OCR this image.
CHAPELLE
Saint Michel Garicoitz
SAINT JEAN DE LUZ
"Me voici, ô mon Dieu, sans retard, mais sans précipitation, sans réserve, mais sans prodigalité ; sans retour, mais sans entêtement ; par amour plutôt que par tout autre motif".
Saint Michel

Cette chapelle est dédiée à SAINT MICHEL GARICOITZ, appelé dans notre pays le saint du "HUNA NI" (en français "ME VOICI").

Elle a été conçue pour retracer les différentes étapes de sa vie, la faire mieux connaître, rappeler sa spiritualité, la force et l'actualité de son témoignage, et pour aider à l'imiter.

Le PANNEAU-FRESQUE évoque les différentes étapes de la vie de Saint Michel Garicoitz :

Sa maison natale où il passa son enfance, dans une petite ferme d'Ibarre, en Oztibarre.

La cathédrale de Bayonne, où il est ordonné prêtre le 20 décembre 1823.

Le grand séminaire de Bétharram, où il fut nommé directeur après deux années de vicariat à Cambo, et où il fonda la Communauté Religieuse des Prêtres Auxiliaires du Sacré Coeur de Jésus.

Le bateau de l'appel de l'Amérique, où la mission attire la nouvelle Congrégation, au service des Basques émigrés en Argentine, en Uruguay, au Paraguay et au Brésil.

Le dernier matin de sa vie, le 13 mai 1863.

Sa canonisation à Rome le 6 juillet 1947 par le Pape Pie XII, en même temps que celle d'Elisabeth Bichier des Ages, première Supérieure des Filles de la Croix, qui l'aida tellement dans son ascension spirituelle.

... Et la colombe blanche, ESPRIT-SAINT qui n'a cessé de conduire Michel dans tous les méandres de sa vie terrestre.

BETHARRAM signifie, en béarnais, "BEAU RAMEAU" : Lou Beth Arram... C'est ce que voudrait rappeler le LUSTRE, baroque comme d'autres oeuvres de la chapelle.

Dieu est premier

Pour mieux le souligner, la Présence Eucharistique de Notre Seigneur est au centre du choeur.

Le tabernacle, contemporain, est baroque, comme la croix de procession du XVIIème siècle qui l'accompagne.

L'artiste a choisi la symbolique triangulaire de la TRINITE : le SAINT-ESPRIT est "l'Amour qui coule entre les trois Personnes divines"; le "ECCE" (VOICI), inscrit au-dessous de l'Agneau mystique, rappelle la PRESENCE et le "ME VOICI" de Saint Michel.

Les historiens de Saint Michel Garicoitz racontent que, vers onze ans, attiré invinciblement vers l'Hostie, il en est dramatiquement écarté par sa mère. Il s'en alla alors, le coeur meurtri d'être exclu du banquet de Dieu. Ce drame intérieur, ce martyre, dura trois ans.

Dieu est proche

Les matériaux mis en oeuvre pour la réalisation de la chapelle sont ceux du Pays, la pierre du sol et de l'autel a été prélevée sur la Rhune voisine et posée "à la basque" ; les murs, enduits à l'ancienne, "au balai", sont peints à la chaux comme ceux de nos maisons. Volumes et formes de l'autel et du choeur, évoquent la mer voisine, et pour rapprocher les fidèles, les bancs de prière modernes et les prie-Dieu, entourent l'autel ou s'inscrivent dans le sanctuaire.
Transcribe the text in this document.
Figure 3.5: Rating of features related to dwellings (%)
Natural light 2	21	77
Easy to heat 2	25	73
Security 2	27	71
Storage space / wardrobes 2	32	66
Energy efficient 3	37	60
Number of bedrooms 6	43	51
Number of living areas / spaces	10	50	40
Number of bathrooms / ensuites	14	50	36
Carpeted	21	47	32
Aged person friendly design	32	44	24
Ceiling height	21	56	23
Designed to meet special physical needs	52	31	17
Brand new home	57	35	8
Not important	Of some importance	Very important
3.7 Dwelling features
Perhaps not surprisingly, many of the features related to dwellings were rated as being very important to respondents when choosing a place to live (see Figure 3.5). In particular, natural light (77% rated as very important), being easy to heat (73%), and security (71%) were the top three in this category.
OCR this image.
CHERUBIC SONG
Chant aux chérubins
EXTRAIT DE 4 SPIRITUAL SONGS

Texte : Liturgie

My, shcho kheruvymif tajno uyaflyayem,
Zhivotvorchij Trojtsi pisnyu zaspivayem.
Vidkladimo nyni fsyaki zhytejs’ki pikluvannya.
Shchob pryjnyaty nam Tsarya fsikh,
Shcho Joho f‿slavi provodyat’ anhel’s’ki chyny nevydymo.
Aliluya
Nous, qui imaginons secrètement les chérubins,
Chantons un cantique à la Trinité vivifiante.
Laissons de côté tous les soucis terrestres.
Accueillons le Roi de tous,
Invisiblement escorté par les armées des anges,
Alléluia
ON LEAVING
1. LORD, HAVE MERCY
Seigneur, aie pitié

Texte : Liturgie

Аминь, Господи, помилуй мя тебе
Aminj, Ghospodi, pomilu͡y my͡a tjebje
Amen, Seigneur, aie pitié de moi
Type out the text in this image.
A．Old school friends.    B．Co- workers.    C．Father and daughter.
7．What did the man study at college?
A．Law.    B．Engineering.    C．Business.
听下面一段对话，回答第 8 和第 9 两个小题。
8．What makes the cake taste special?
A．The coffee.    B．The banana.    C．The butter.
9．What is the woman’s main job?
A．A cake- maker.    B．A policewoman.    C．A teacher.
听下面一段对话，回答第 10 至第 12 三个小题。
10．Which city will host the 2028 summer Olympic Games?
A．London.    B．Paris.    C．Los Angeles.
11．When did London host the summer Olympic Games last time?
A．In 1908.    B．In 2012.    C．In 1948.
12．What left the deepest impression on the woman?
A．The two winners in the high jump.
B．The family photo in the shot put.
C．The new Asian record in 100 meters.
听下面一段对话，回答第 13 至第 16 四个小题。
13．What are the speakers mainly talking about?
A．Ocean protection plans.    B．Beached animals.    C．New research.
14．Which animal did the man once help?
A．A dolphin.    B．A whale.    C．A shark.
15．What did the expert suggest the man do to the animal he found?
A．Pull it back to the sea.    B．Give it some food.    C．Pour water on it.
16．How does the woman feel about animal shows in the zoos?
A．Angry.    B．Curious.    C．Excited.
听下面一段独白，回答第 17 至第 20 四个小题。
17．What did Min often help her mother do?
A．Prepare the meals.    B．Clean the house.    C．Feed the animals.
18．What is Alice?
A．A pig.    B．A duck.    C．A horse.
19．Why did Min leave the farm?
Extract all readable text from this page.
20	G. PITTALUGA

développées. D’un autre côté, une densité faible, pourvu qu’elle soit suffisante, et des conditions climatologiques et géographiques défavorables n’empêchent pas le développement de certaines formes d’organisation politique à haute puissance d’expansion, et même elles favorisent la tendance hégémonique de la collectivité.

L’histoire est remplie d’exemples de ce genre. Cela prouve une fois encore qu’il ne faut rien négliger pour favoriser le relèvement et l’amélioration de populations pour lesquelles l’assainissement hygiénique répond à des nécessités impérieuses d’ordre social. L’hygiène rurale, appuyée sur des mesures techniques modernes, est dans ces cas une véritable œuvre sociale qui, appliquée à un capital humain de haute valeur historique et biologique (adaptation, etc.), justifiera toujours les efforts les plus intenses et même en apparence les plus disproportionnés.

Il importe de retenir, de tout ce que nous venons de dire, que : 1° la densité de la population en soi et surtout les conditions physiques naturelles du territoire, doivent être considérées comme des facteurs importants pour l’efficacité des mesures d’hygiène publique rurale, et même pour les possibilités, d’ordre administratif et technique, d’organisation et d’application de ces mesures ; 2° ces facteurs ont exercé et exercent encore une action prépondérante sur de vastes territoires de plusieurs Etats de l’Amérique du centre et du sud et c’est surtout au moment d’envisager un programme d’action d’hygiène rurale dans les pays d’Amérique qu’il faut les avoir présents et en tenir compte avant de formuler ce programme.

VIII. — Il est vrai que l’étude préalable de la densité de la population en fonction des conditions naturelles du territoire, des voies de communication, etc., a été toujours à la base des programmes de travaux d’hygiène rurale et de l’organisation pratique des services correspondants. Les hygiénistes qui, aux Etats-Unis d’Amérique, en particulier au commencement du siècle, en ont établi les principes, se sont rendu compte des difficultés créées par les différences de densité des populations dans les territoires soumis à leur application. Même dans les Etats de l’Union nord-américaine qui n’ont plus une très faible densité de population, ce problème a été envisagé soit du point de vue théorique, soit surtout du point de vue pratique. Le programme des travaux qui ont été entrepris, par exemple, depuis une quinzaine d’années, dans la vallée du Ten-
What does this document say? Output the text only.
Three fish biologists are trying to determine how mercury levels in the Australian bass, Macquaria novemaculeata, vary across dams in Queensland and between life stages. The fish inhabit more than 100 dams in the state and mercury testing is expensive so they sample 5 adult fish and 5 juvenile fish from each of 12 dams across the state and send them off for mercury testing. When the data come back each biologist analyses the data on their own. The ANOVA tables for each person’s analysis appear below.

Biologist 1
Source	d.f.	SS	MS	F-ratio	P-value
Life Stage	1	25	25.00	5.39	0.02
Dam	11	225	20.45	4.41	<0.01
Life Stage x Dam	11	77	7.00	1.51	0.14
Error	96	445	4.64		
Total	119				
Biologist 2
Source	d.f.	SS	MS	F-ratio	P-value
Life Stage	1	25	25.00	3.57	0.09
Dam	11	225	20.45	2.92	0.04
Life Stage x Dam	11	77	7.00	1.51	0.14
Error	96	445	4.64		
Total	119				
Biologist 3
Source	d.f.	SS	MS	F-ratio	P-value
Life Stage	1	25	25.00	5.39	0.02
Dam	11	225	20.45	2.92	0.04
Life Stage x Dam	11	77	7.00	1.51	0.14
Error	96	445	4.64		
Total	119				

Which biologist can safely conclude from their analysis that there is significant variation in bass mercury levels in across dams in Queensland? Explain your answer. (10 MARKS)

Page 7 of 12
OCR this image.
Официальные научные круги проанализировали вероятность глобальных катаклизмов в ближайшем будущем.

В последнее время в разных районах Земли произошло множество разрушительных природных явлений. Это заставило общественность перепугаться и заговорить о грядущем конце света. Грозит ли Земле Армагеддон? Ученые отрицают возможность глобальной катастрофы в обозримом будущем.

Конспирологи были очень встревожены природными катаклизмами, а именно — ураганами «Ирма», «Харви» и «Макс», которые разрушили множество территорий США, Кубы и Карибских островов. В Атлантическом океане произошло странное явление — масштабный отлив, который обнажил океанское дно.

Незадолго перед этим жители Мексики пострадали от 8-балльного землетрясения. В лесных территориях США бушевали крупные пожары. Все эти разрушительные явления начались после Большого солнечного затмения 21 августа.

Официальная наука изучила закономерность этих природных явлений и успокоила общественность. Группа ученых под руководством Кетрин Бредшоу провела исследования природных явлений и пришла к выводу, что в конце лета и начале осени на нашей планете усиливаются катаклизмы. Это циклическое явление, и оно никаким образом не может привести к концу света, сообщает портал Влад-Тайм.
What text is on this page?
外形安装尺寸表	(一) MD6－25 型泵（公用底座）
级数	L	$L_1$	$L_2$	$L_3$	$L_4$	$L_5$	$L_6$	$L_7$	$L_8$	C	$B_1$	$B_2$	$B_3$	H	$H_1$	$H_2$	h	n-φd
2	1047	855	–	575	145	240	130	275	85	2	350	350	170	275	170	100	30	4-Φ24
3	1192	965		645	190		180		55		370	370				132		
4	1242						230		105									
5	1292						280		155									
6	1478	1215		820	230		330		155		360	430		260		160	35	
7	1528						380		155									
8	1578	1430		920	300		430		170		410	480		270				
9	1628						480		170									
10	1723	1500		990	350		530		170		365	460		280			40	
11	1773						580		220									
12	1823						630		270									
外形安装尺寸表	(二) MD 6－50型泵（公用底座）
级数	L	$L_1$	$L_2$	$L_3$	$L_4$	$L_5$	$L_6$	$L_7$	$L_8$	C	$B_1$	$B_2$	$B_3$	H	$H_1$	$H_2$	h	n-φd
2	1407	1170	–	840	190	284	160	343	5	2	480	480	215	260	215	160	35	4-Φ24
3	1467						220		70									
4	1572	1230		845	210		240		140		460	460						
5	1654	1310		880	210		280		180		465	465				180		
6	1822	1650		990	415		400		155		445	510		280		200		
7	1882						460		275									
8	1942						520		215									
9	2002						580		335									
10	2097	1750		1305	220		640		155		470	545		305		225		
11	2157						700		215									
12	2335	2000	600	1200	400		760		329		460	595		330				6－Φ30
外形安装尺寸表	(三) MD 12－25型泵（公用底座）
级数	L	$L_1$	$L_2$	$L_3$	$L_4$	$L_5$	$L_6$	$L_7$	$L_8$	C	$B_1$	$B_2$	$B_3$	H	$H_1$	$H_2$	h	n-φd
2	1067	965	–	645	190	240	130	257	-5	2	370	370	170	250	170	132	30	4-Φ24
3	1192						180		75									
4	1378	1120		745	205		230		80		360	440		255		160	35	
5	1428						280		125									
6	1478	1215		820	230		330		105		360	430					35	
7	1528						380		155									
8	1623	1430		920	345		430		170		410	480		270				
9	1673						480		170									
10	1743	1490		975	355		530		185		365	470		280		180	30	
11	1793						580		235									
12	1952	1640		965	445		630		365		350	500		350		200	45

^^^^

◆ **AIM**: In the listing above, find the lines holding the word "animals" and copy them.

◆ **SOLUTION FOR THIS EXERCISE**:
A．Ocean protection plans.    B．Beached animals.    C．New research.
A．Prepare the meals.    B．Clean the house.    C．Feed the animals.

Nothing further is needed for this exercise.